> **EXTRACT TO READ**:
Gasdermin-E-mediated pyroptosis drives immune checkpoint inhibitor-associated myocarditis via cGAS-STING activation
Si-Jia Sun, Xiao‐Dong Jiao, Zhigang Chen, Qi Cao, Jiahui Zhu, Qirui Shen, Yi Liu, Zhen Zhang, Fangfang Xu, Yu Shi, Jie Tong, Shen‐Xi Ouyang, Jiang‐Tao Fu, Yi Zhao, Jun Ren, Dongjie Li, Fu‐Ming Shen, Pei Wang
Abstract
Immune checkpoint inhibitor (ICI)-induced myocarditis involves intensive immune/inflammation activation; however, its molecular basis is unclear. Here, we show that gasdermin-E (GSDME), a gasdermin family member, drives ICI-induced myocarditis. Pyroptosis mediated by GSDME, but not the canonical GSDMD, is activated in myocardial tissue of mice and cancer patients with ICI-induced myocarditis. Deficiency of GSDME in male mice alleviates ICI-induced cardiac infiltration of T cells, macrophages, and monocytes, as well as mitochondrial damage and inflammation. Restoration of GSDME expression specifically in cardiomyocytes, rather than myeloid cells, in GSDME-deficient mice reproduces ICI-induced myocarditis. Mechanistically, quantitative proteomics reveal that GSDME-dependent pyroptosis promotes cell death and mitochondrial DNA release, which in turn activates cGAS-STING signaling, triggering a robust interferon response and myocardial immune/inflammation activation. Pharmacological blockade of GSDME attenuates ICI-induced myocarditis and improves long-term survival in mice. Our findings may advance the understanding of ICI-induced myocarditis and suggest that targeting the GSDME-cGAS-STING-interferon axis may help prevent and manage ICI-associated myocarditis.

[Stored data entries]
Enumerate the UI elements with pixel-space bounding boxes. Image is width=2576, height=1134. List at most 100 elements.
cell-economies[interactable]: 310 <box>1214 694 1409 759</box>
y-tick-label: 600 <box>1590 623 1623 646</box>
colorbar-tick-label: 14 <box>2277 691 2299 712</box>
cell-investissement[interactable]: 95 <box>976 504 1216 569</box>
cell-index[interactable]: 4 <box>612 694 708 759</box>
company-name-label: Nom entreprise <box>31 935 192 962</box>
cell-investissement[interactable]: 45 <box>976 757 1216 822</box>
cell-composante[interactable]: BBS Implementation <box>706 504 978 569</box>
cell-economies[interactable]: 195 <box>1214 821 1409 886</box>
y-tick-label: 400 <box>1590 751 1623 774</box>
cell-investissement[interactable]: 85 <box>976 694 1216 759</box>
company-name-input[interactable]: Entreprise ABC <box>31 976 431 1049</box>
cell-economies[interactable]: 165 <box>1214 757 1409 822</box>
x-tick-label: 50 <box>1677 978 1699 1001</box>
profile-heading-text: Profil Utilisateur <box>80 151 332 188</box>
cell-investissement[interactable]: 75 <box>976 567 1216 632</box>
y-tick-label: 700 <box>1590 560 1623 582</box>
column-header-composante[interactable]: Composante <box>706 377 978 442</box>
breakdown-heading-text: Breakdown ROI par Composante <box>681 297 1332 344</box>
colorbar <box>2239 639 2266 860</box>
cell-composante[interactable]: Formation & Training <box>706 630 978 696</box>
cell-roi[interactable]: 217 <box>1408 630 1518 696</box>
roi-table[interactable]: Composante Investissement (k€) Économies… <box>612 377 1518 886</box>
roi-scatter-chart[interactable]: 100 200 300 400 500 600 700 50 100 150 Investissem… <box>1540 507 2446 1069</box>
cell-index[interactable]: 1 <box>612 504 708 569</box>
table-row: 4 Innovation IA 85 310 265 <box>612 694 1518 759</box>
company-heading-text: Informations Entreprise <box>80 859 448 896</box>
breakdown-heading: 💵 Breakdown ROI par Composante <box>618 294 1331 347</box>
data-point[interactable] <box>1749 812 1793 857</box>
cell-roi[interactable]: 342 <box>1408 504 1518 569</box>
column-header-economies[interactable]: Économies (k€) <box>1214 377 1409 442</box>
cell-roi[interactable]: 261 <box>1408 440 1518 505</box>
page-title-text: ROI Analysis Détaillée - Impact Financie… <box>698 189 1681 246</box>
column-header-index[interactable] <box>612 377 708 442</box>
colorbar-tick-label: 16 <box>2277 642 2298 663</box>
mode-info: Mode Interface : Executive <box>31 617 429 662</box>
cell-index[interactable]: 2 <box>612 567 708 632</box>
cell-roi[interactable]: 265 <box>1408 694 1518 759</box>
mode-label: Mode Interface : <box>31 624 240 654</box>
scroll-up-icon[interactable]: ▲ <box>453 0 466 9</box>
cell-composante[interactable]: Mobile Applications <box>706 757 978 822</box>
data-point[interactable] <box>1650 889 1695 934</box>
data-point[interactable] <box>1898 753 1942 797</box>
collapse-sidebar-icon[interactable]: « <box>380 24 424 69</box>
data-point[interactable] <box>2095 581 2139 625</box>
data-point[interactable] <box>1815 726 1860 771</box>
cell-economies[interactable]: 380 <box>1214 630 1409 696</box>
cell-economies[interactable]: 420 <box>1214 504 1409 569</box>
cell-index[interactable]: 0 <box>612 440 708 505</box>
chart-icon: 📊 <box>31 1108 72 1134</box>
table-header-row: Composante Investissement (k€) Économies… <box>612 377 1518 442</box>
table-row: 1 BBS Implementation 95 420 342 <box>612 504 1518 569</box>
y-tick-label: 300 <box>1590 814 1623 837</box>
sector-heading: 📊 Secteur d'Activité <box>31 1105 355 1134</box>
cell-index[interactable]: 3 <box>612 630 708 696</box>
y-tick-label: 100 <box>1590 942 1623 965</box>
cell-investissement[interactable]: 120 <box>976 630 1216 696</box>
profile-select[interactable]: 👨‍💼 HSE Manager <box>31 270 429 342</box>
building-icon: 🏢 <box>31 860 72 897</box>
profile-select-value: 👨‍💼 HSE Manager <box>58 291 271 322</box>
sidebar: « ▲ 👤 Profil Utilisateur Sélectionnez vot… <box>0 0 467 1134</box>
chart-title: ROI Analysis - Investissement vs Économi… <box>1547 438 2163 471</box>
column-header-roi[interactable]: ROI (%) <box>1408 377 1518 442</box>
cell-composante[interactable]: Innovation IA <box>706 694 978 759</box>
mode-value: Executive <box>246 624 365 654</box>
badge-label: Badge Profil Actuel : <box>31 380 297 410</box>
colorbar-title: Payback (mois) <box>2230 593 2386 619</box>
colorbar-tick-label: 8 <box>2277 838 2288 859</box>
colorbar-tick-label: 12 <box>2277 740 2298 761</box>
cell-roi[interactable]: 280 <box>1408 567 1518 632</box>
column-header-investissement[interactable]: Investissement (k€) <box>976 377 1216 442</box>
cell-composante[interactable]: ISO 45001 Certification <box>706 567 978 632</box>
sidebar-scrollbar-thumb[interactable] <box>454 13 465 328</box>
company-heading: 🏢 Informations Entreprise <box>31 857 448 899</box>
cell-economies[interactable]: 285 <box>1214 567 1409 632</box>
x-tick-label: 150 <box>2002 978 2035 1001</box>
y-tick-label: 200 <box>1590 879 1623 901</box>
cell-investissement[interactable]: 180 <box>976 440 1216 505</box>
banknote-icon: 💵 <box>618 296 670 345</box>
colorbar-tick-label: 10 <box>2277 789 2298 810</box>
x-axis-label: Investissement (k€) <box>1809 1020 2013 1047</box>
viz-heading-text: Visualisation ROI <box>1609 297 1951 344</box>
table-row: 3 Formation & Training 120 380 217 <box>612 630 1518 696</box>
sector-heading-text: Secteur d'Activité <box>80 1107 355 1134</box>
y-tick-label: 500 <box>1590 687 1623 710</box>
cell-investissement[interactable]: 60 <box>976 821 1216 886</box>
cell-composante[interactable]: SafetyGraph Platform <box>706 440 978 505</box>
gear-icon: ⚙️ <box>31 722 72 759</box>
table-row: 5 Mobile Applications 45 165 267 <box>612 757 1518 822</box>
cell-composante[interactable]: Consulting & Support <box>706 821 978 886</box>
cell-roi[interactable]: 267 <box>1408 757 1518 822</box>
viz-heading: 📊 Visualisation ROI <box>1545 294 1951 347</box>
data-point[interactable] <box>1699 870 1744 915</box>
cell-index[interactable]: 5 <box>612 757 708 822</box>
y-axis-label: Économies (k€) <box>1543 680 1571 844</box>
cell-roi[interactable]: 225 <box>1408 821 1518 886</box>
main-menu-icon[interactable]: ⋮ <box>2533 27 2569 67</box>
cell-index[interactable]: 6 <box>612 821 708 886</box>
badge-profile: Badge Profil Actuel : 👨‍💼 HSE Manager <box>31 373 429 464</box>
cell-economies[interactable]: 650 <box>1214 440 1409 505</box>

> **DESCRIPTION OF THE TASK**:
Condense the abstract's paragraph beginning "Immune checkpoint inhibitor (ICI)-induced myocarditis" into a short bulleted list that keeps its main findings.

> **OUTPUT OF THE TASK**:
- The molecular basis of myocarditis induced by immune checkpoint inhibitors (ICIs), which involves intensive immune/inflammation activation, is unclear.
- Pyroptosis mediated by gasdermin-E (GSDME), not the canonical GSDMD, is activated in heart tissue of mice and cancer patients with ICI-induced myocarditis.
- In male mice, GSDME deficiency reduces ICI-induced cardiac infiltration of T cells, macrophages and monocytes, along with mitochondrial damage and inflammation.
- Restoring GSDME in cardiomyocytes, but not myeloid cells, of GSDME-deficient mice reproduces the myocarditis.
- Proteomics show that GSDME-dependent pyroptosis promotes cell death and mitochondrial DNA release. This activates cGAS-STING signaling, which triggers a strong interferon response and myocardial immune/inflammation activation.
- Drug blockade of GSDME lessens the myocarditis and improves long-term survival in mice.
- Targeting the GSDME-cGAS-STING-interferon axis may help prevent and manage ICI-associated myocarditis.